THE REQUEST - Give the number of lines in the listing that hold the word "Accuracy". Write nothing but that number.

"""

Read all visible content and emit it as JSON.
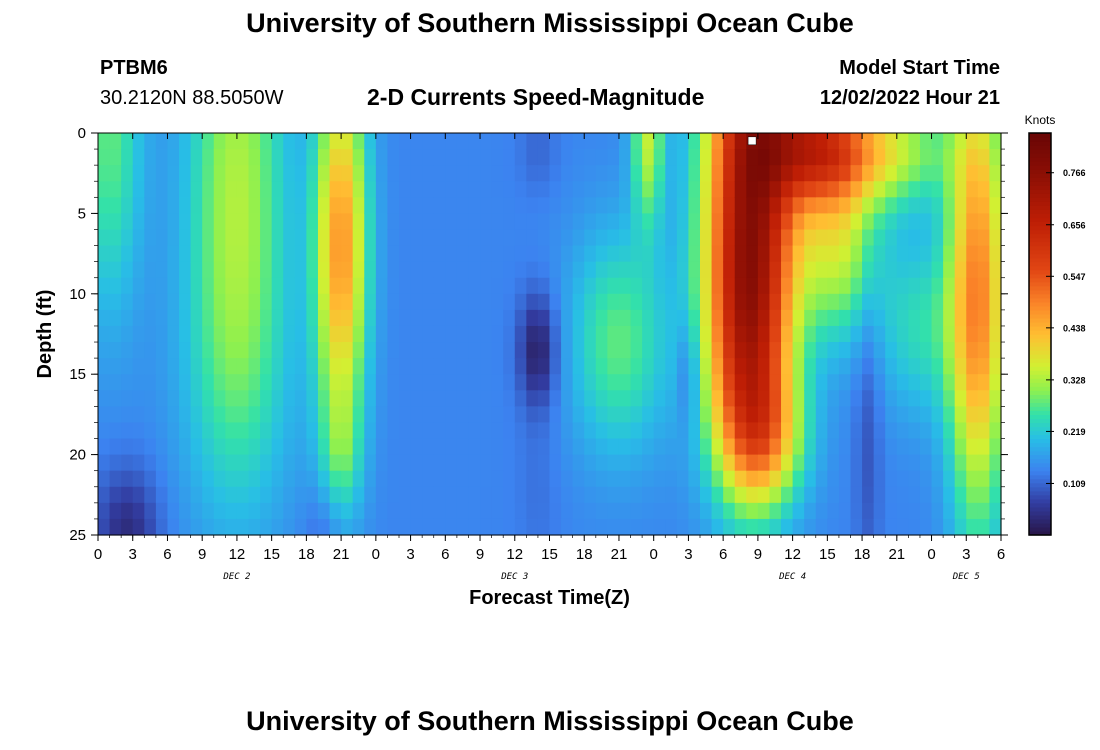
{
  "header": {
    "title": "University of Southern Mississippi Ocean Cube",
    "station_id": "PTBM6",
    "station_coords": "30.2120N  88.5050W",
    "chart_title": "2-D Currents Speed-Magnitude",
    "model_start_label": "Model Start Time",
    "model_start_value": "12/02/2022 Hour 21"
  },
  "footer": {
    "title": "University of Southern Mississippi Ocean Cube"
  },
  "chart_data": {
    "type": "heatmap",
    "title": "2-D Currents Speed-Magnitude",
    "xlabel": "Forecast Time(Z)",
    "ylabel": "Depth (ft)",
    "x_unit": "hours since 12/02/2022 00Z",
    "xlim": [
      0,
      78
    ],
    "ylim": [
      0,
      25
    ],
    "y_inverted": true,
    "x_ticks": [
      0,
      3,
      6,
      9,
      12,
      15,
      18,
      21,
      24,
      27,
      30,
      33,
      36,
      39,
      42,
      45,
      48,
      51,
      54,
      57,
      60,
      63,
      66,
      69,
      72,
      75,
      78
    ],
    "x_tick_labels": [
      "0",
      "3",
      "6",
      "9",
      "12",
      "15",
      "18",
      "21",
      "0",
      "3",
      "6",
      "9",
      "12",
      "15",
      "18",
      "21",
      "0",
      "3",
      "6",
      "9",
      "12",
      "15",
      "18",
      "21",
      "0",
      "3",
      "6"
    ],
    "y_ticks": [
      0,
      5,
      10,
      15,
      20,
      25
    ],
    "y_tick_labels": [
      "0",
      "5",
      "10",
      "15",
      "20",
      "25"
    ],
    "date_labels": [
      {
        "label": "DEC 2",
        "x": 12
      },
      {
        "label": "DEC 3",
        "x": 36
      },
      {
        "label": "DEC 4",
        "x": 60
      },
      {
        "label": "DEC 5",
        "x": 75
      }
    ],
    "colorbar": {
      "label": "Knots",
      "min": 0.0,
      "max": 0.85,
      "ticks": [
        0.109,
        0.219,
        0.328,
        0.438,
        0.547,
        0.656,
        0.766
      ],
      "tick_labels": [
        "0.109",
        "0.219",
        "0.328",
        "0.438",
        "0.547",
        "0.656",
        "0.766"
      ]
    },
    "marker": {
      "x": 56.5,
      "y": 0.3
    },
    "grid_resolution": {
      "x_steps": 78,
      "y_steps": 25
    },
    "features": [
      {
        "x": 1,
        "y": 0,
        "sx": 2,
        "sy": 8,
        "a": 0.14
      },
      {
        "x": 2.5,
        "y": 25,
        "sx": 2,
        "sy": 3,
        "a": -0.1
      },
      {
        "x": 12,
        "y": 2,
        "sx": 3,
        "sy": 10,
        "a": 0.18
      },
      {
        "x": 12,
        "y": 16,
        "sx": 3.5,
        "sy": 7,
        "a": 0.08
      },
      {
        "x": 21,
        "y": 7,
        "sx": 1.6,
        "sy": 8,
        "a": 0.33
      },
      {
        "x": 21,
        "y": 20,
        "sx": 1.3,
        "sy": 3,
        "a": 0.08
      },
      {
        "x": 19.5,
        "y": 25,
        "sx": 1.2,
        "sy": 2.5,
        "a": -0.04
      },
      {
        "x": 38,
        "y": 13.5,
        "sx": 1.2,
        "sy": 2.5,
        "a": -0.12
      },
      {
        "x": 38,
        "y": 22,
        "sx": 1.3,
        "sy": 4,
        "a": -0.02
      },
      {
        "x": 38,
        "y": 1,
        "sx": 1.2,
        "sy": 2,
        "a": -0.03
      },
      {
        "x": 45,
        "y": 13,
        "sx": 3,
        "sy": 5,
        "a": 0.14
      },
      {
        "x": 47.5,
        "y": 0,
        "sx": 1,
        "sy": 4,
        "a": 0.2
      },
      {
        "x": 51,
        "y": 15,
        "sx": 0.6,
        "sy": 2.5,
        "a": -0.07
      },
      {
        "x": 56.5,
        "y": 1,
        "sx": 2.8,
        "sy": 10,
        "a": 0.55
      },
      {
        "x": 56,
        "y": 13,
        "sx": 2.5,
        "sy": 6,
        "a": 0.3
      },
      {
        "x": 57.5,
        "y": 19,
        "sx": 2.5,
        "sy": 3,
        "a": 0.2
      },
      {
        "x": 62,
        "y": 0.8,
        "sx": 3,
        "sy": 2.5,
        "a": 0.35
      },
      {
        "x": 68,
        "y": 1,
        "sx": 4,
        "sy": 2.5,
        "a": 0.2
      },
      {
        "x": 64,
        "y": 7,
        "sx": 2.5,
        "sy": 4,
        "a": 0.2
      },
      {
        "x": 76,
        "y": 10,
        "sx": 1.8,
        "sy": 10,
        "a": 0.35
      },
      {
        "x": 71,
        "y": 12,
        "sx": 2.5,
        "sy": 4,
        "a": 0.1
      },
      {
        "x": 66.5,
        "y": 18,
        "sx": 0.8,
        "sy": 8,
        "a": -0.05
      }
    ],
    "background_value": 0.14
  }
}
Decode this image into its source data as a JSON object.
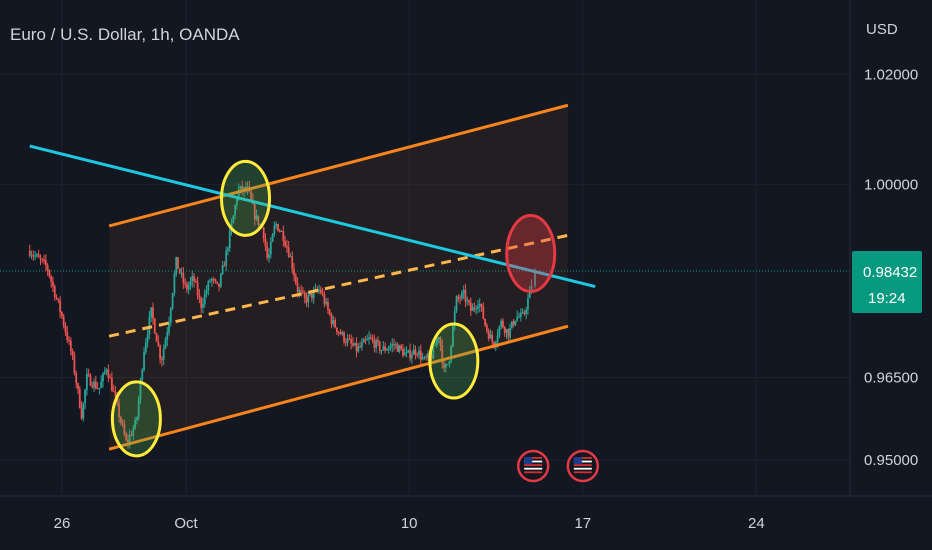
{
  "header": {
    "title": "Euro / U.S. Dollar, 1h, OANDA",
    "currency": "USD"
  },
  "price_label": {
    "value": "0.98432",
    "countdown": "19:24",
    "color": "#089981"
  },
  "colors": {
    "background": "#131722",
    "up": "#26a69a",
    "down": "#ef5350",
    "channel": "#f7841c",
    "midline": "#ffb74d",
    "trendline": "#1ec8e0",
    "highlight_circle": "#ffeb3b",
    "target_circle": "#e53945",
    "price_line": "#089981"
  },
  "icons": [
    "us-flag-event-icon",
    "us-flag-event-icon"
  ],
  "chart_data": {
    "type": "candlestick",
    "title": "Euro / U.S. Dollar, 1h, OANDA",
    "ylabel": "USD",
    "ylim": [
      0.9435,
      1.0335
    ],
    "y_ticks": [
      "1.02000",
      "1.00000",
      "0.98432",
      "0.96500",
      "0.95000"
    ],
    "y_tick_values": [
      1.02,
      1.0,
      0.965,
      0.95
    ],
    "x_ticks": [
      "26",
      "Oct",
      "10",
      "17",
      "24"
    ],
    "x_tick_days": [
      0,
      5,
      14,
      21,
      28
    ],
    "last_price": 0.98432,
    "price_path": [
      [
        -1.3,
        0.988
      ],
      [
        -0.6,
        0.985
      ],
      [
        0.0,
        0.976
      ],
      [
        0.4,
        0.969
      ],
      [
        0.8,
        0.958
      ],
      [
        1.0,
        0.965
      ],
      [
        1.5,
        0.963
      ],
      [
        1.8,
        0.967
      ],
      [
        2.2,
        0.96
      ],
      [
        2.6,
        0.953
      ],
      [
        3.0,
        0.957
      ],
      [
        3.3,
        0.97
      ],
      [
        3.6,
        0.977
      ],
      [
        4.0,
        0.968
      ],
      [
        4.3,
        0.975
      ],
      [
        4.6,
        0.986
      ],
      [
        5.0,
        0.981
      ],
      [
        5.3,
        0.983
      ],
      [
        5.6,
        0.978
      ],
      [
        6.0,
        0.983
      ],
      [
        6.3,
        0.981
      ],
      [
        6.6,
        0.987
      ],
      [
        6.9,
        0.994
      ],
      [
        7.1,
        0.999
      ],
      [
        7.5,
        0.999
      ],
      [
        7.8,
        0.994
      ],
      [
        8.1,
        0.992
      ],
      [
        8.3,
        0.986
      ],
      [
        8.6,
        0.993
      ],
      [
        8.9,
        0.991
      ],
      [
        9.2,
        0.987
      ],
      [
        9.5,
        0.981
      ],
      [
        9.8,
        0.979
      ],
      [
        10.4,
        0.981
      ],
      [
        10.9,
        0.975
      ],
      [
        11.4,
        0.972
      ],
      [
        11.9,
        0.97
      ],
      [
        12.4,
        0.972
      ],
      [
        12.9,
        0.97
      ],
      [
        13.4,
        0.971
      ],
      [
        13.9,
        0.969
      ],
      [
        14.3,
        0.97
      ],
      [
        14.6,
        0.968
      ],
      [
        14.9,
        0.969
      ],
      [
        15.2,
        0.973
      ],
      [
        15.4,
        0.966
      ],
      [
        15.6,
        0.968
      ],
      [
        15.9,
        0.979
      ],
      [
        16.2,
        0.98
      ],
      [
        16.5,
        0.977
      ],
      [
        16.8,
        0.979
      ],
      [
        17.1,
        0.974
      ],
      [
        17.4,
        0.971
      ],
      [
        17.7,
        0.975
      ],
      [
        18.0,
        0.973
      ],
      [
        18.3,
        0.976
      ],
      [
        18.6,
        0.976
      ],
      [
        18.9,
        0.981
      ],
      [
        19.0,
        0.984
      ]
    ],
    "channel": {
      "upper": [
        [
          1.9,
          0.9925
        ],
        [
          20.4,
          1.0144
        ]
      ],
      "lower": [
        [
          1.9,
          0.952
        ],
        [
          20.4,
          0.9743
        ]
      ],
      "mid": [
        [
          1.9,
          0.9725
        ],
        [
          20.4,
          0.9908
        ]
      ]
    },
    "trendline": [
      [
        -1.3,
        1.007
      ],
      [
        21.5,
        0.9815
      ]
    ],
    "highlights": [
      {
        "day": 3.0,
        "price": 0.9575,
        "kind": "touch"
      },
      {
        "day": 7.4,
        "price": 0.9975,
        "kind": "touch"
      },
      {
        "day": 15.8,
        "price": 0.968,
        "kind": "touch"
      },
      {
        "day": 18.9,
        "price": 0.9875,
        "kind": "target"
      }
    ],
    "events": [
      {
        "day": 19.0,
        "icon": "us-flag-event-icon"
      },
      {
        "day": 21.0,
        "icon": "us-flag-event-icon"
      }
    ],
    "grid": true,
    "legend": "none"
  }
}
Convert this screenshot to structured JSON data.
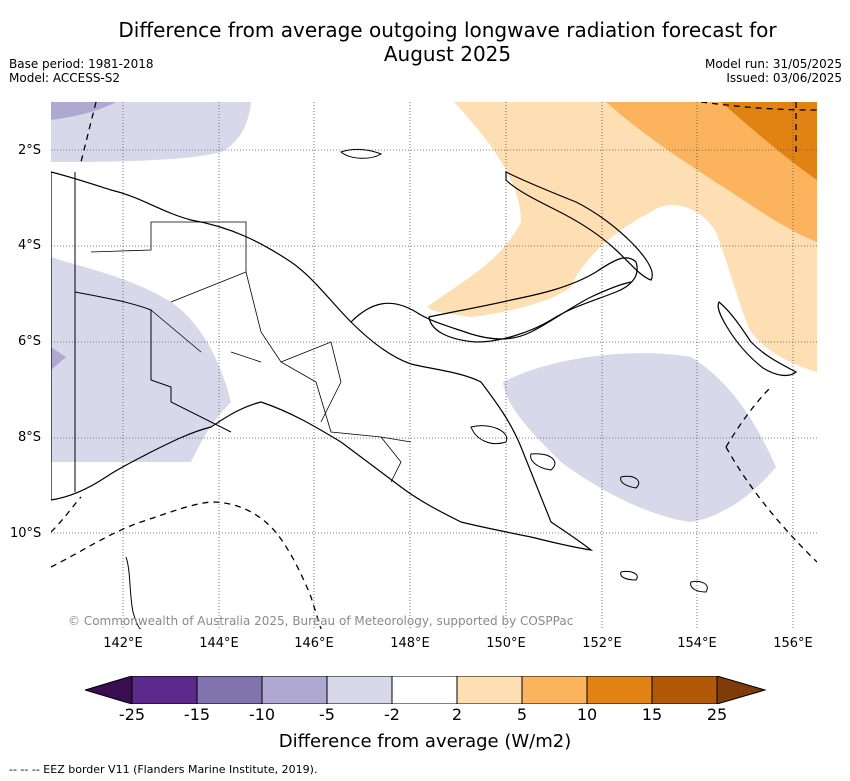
{
  "title_line1": "Difference from average outgoing longwave radiation forecast for",
  "title_line2": "August 2025",
  "base_period": "Base period: 1981-2018",
  "model": "Model: ACCESS-S2",
  "model_run": "Model run: 31/05/2025",
  "issued": "Issued: 03/06/2025",
  "lat_labels": [
    "2°S",
    "4°S",
    "6°S",
    "8°S",
    "10°S"
  ],
  "lon_labels": [
    "142°E",
    "144°E",
    "146°E",
    "148°E",
    "150°E",
    "152°E",
    "154°E",
    "156°E"
  ],
  "copyright": "© Commonwealth of Australia 2025, Bureau of Meteorology, supported by COSPPac",
  "colorbar": {
    "title": "Difference from average (W/m2)",
    "ticks": [
      "-25",
      "-15",
      "-10",
      "-5",
      "-2",
      "2",
      "5",
      "10",
      "15",
      "25"
    ],
    "colors": [
      "#3b0d52",
      "#5b2a8c",
      "#8173ad",
      "#afa9d2",
      "#d8d8ea",
      "#ffffff",
      "#fddfb3",
      "#fbb35e",
      "#e08214",
      "#b35806",
      "#7f3b08"
    ]
  },
  "footnote": "-- -- -- EEZ border V11 (Flanders Marine Institute, 2019)."
}
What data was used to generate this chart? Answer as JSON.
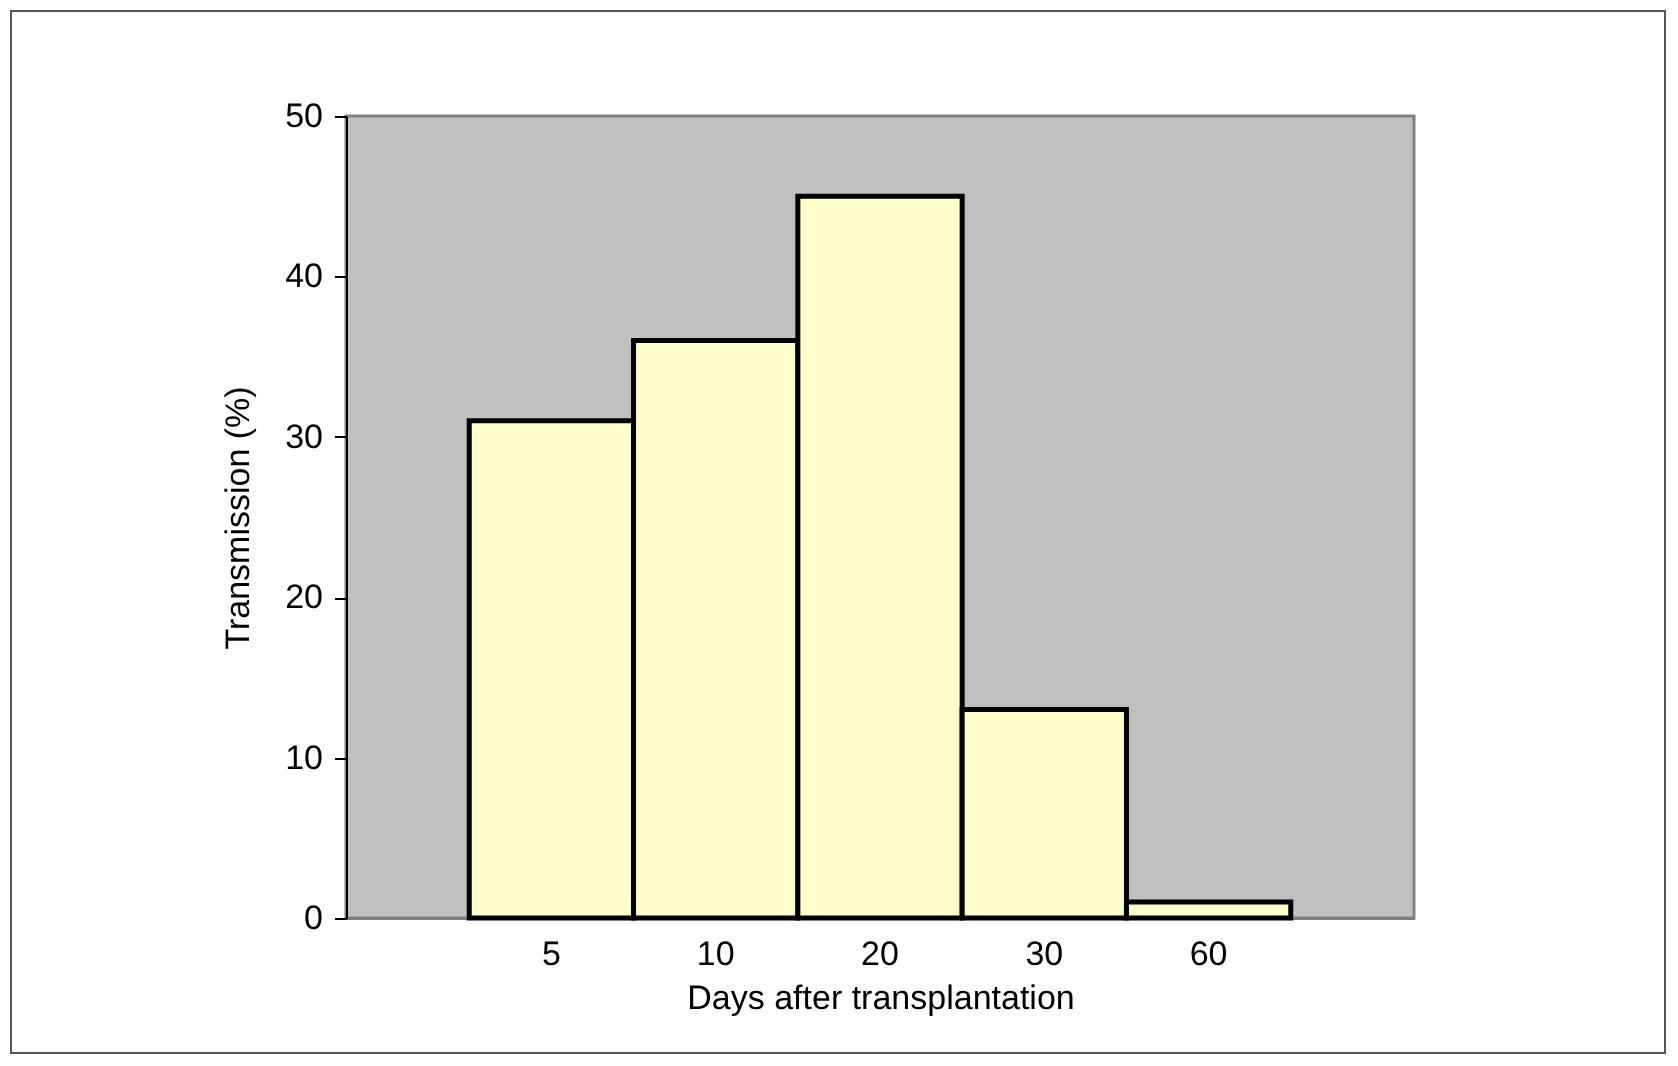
{
  "chart_data": {
    "type": "bar",
    "xlabel": "Days after transplantation",
    "ylabel": "Transmission (%)",
    "categories": [
      "5",
      "10",
      "20",
      "30",
      "60"
    ],
    "values": [
      31,
      36,
      45,
      13,
      1
    ],
    "color": "#ffffcc",
    "ylim": [
      0,
      50
    ],
    "yticks": [
      0,
      10,
      20,
      30,
      40,
      50
    ],
    "grid": false
  }
}
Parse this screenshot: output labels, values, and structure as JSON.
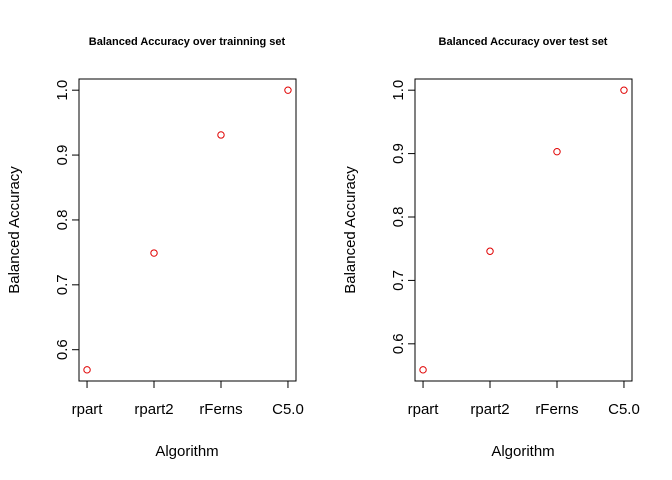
{
  "chart_data": [
    {
      "type": "scatter",
      "title": "Balanced Accuracy over trainning set",
      "xlabel": "Algorithm",
      "ylabel": "Balanced Accuracy",
      "categories": [
        "rpart",
        "rpart2",
        "rFerns",
        "C5.0"
      ],
      "values": [
        0.569,
        0.749,
        0.931,
        1.0
      ],
      "ylim": [
        0.569,
        1.0
      ],
      "yticks": [
        "0.6",
        "0.7",
        "0.8",
        "0.9",
        "1.0"
      ],
      "point_color": "#e00000",
      "grid": false
    },
    {
      "type": "scatter",
      "title": "Balanced Accuracy over test set",
      "xlabel": "Algorithm",
      "ylabel": "Balanced Accuracy",
      "categories": [
        "rpart",
        "rpart2",
        "rFerns",
        "C5.0"
      ],
      "values": [
        0.559,
        0.746,
        0.903,
        1.0
      ],
      "ylim": [
        0.559,
        1.0
      ],
      "yticks": [
        "0.6",
        "0.7",
        "0.8",
        "0.9",
        "1.0"
      ],
      "point_color": "#e00000",
      "grid": false
    }
  ]
}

"""

COMPLETE RESPONSE - 4